**THE TASK:**
Every line of the entries below that carries the string "PPAR" should be copied.

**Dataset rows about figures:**
-- Opening Marker --
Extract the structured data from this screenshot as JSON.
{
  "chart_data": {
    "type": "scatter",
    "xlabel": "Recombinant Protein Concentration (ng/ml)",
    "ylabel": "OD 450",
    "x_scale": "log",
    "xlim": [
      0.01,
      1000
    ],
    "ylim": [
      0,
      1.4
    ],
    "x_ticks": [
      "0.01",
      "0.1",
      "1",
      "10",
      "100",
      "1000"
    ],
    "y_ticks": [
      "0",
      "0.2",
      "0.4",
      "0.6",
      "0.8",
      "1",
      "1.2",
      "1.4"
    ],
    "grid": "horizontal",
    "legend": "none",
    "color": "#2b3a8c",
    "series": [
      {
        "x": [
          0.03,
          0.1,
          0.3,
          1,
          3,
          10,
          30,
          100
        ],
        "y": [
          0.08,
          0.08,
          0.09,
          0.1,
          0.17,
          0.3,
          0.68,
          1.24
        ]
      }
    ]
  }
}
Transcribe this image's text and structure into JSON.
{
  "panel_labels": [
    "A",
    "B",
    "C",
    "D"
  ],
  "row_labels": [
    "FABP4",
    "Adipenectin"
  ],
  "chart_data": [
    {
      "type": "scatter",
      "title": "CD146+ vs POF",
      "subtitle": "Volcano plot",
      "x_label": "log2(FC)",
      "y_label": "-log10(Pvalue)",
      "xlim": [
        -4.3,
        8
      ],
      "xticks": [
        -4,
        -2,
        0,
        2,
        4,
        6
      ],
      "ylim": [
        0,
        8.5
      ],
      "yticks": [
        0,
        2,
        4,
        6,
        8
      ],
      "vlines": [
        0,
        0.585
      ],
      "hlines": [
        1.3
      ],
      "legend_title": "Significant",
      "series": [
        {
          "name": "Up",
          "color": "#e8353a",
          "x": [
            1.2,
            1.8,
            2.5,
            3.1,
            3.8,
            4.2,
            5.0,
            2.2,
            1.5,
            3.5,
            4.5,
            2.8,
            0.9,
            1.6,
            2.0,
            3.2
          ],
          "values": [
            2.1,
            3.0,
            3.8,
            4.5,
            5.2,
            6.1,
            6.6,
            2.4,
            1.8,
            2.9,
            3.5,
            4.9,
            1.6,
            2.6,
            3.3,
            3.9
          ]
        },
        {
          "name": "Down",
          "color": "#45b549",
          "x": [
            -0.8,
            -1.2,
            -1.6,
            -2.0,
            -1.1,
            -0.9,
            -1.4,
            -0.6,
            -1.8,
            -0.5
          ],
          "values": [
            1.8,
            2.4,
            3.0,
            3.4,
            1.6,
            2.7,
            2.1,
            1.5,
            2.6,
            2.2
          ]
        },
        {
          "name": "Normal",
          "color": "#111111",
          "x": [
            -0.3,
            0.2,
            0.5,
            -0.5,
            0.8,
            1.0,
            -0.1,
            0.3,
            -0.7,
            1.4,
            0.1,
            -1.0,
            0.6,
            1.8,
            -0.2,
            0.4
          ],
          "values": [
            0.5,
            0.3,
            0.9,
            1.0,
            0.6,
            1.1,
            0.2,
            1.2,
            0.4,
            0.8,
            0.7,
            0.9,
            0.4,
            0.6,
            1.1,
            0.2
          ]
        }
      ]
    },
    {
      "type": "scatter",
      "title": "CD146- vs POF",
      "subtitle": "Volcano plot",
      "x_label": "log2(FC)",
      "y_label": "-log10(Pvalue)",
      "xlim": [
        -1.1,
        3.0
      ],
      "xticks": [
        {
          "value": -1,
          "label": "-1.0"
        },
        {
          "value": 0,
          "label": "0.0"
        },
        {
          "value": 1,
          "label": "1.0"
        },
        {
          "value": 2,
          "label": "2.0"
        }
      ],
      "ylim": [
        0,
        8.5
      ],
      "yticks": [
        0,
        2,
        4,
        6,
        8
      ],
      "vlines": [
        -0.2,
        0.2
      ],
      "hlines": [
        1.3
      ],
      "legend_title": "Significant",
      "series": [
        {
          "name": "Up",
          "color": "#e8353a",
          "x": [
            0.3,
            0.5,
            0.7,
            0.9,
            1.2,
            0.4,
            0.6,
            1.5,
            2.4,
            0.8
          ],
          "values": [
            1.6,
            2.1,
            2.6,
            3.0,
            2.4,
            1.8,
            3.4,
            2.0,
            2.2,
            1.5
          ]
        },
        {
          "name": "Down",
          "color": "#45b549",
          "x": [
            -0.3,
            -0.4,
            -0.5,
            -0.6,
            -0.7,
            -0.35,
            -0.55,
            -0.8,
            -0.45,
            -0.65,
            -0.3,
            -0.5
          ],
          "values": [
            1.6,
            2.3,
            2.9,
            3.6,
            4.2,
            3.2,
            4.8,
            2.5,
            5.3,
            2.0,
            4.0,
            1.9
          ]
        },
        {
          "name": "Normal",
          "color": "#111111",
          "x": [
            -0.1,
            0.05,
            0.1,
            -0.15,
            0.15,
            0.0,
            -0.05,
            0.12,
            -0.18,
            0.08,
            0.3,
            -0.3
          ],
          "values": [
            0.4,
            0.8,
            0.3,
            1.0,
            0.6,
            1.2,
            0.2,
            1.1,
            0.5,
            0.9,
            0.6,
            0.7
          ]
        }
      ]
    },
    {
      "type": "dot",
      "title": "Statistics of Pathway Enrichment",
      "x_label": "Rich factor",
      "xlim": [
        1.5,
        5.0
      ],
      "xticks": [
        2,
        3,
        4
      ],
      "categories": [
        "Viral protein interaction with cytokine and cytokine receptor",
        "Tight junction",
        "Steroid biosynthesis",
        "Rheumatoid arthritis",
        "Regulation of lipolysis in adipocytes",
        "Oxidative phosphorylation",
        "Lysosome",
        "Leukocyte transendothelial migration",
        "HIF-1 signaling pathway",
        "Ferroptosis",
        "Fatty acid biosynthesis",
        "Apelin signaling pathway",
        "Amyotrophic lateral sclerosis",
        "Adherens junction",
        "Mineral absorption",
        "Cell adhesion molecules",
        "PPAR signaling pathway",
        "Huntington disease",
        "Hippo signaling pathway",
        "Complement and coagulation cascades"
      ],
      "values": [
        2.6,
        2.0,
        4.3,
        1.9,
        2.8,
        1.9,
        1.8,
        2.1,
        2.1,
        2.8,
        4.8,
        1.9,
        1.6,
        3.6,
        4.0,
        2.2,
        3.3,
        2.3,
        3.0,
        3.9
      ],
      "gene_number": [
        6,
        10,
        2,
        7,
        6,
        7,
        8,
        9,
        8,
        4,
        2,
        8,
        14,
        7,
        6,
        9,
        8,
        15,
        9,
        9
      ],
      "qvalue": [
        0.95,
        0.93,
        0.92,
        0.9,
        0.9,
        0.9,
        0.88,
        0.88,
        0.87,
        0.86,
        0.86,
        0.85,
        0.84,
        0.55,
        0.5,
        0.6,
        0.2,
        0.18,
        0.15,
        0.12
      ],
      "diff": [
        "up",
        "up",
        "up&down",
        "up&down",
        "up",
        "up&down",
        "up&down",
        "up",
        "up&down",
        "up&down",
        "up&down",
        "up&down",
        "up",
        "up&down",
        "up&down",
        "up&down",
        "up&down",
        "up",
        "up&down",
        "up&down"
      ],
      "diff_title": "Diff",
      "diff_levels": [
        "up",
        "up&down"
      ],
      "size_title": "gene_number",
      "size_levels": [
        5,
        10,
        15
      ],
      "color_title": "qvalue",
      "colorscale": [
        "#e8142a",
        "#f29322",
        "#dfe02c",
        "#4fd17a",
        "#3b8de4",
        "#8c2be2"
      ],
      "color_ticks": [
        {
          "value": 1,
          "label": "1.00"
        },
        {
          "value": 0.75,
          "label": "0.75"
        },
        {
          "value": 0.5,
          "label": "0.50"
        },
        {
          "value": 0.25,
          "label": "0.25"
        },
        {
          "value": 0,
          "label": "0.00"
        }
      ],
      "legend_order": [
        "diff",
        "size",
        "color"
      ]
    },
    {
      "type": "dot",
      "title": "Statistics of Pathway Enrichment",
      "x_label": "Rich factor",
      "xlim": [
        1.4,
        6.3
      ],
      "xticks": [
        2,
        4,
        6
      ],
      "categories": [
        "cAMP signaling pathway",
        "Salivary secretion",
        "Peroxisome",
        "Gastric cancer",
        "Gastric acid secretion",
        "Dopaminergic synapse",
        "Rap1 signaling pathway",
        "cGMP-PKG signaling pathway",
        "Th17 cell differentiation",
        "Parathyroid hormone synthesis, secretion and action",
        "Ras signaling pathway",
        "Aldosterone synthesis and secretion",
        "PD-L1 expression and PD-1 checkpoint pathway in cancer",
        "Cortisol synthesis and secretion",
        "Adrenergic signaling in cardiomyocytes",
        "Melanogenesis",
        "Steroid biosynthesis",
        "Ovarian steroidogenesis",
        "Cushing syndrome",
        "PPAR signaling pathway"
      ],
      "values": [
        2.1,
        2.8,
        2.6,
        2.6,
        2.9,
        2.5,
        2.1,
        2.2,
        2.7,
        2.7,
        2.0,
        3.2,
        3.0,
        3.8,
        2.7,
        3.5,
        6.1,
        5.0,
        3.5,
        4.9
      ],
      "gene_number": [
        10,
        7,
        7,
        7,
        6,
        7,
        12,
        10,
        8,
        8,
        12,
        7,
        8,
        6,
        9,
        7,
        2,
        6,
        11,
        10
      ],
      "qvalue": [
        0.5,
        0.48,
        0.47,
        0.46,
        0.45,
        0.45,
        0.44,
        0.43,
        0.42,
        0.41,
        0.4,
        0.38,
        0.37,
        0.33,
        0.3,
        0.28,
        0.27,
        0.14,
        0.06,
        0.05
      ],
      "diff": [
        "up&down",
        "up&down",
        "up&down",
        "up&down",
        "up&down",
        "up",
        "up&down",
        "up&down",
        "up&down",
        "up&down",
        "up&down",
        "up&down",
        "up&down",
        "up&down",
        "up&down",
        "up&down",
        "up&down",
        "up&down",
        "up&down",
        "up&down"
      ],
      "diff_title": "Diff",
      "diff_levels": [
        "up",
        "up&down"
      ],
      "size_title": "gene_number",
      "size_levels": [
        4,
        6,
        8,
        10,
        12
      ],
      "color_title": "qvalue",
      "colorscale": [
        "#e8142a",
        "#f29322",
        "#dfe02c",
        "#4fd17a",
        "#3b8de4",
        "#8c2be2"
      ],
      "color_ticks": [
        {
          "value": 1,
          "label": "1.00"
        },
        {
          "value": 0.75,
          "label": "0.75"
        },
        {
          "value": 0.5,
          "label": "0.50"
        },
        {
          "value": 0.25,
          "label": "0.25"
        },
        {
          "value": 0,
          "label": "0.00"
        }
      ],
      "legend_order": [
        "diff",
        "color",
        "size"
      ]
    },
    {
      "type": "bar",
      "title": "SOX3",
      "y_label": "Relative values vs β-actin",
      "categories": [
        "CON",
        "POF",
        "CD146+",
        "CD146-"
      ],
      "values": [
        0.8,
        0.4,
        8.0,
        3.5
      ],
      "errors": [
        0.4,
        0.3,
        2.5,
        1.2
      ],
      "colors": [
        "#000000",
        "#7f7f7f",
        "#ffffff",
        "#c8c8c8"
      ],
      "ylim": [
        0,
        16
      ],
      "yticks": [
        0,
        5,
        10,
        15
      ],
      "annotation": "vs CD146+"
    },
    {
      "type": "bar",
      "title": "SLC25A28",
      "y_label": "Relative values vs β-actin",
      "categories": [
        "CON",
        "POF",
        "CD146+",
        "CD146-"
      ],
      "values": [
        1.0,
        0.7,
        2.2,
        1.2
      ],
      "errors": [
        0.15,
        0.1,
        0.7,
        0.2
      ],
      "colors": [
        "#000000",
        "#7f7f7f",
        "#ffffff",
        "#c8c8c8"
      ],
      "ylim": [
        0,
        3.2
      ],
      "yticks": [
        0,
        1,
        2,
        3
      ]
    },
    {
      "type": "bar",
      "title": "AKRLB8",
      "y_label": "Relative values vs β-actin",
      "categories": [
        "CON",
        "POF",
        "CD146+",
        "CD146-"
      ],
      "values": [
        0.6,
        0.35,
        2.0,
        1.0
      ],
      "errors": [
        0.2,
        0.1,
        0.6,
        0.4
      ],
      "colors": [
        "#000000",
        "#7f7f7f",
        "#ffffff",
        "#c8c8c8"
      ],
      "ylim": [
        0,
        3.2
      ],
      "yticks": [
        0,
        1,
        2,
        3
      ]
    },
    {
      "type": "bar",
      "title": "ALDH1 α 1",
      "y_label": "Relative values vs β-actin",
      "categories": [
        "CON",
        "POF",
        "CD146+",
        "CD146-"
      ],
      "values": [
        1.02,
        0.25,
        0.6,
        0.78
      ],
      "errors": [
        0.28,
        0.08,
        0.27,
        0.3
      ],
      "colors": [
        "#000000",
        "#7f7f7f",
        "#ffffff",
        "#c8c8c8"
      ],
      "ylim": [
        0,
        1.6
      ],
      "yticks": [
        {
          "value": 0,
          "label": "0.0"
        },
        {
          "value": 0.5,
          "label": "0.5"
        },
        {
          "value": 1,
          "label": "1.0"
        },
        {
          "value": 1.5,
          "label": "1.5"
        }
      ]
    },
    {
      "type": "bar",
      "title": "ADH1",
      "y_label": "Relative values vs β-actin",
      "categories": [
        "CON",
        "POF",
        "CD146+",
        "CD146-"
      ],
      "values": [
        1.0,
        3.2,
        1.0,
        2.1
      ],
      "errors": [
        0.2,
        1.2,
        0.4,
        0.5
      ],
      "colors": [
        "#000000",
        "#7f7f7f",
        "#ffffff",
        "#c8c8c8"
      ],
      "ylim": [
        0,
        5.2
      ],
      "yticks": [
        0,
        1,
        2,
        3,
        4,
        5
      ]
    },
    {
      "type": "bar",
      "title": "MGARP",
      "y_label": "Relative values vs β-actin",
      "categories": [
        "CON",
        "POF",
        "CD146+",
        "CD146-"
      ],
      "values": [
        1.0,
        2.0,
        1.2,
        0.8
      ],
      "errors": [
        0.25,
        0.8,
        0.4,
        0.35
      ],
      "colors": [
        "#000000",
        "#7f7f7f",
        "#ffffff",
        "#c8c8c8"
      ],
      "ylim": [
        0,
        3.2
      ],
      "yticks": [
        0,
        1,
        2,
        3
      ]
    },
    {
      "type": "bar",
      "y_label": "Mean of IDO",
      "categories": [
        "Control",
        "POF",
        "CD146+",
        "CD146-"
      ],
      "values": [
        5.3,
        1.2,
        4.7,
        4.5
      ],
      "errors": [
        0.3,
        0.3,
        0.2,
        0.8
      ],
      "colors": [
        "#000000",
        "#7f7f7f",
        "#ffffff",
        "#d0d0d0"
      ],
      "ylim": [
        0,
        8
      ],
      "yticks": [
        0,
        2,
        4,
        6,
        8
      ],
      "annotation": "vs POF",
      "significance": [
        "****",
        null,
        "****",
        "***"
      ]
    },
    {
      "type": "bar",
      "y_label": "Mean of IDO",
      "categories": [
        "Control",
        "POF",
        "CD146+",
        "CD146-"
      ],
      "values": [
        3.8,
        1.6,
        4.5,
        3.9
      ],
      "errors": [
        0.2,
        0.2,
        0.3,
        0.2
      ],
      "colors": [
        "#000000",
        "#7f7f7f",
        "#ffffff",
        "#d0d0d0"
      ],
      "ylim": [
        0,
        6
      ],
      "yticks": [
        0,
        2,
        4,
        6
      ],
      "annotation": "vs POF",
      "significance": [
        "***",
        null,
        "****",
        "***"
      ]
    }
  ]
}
-- Closing Marker --
**EXERCISE RESPONSE:**
        "PPAR signaling pathway",
        "PPAR signaling pathway"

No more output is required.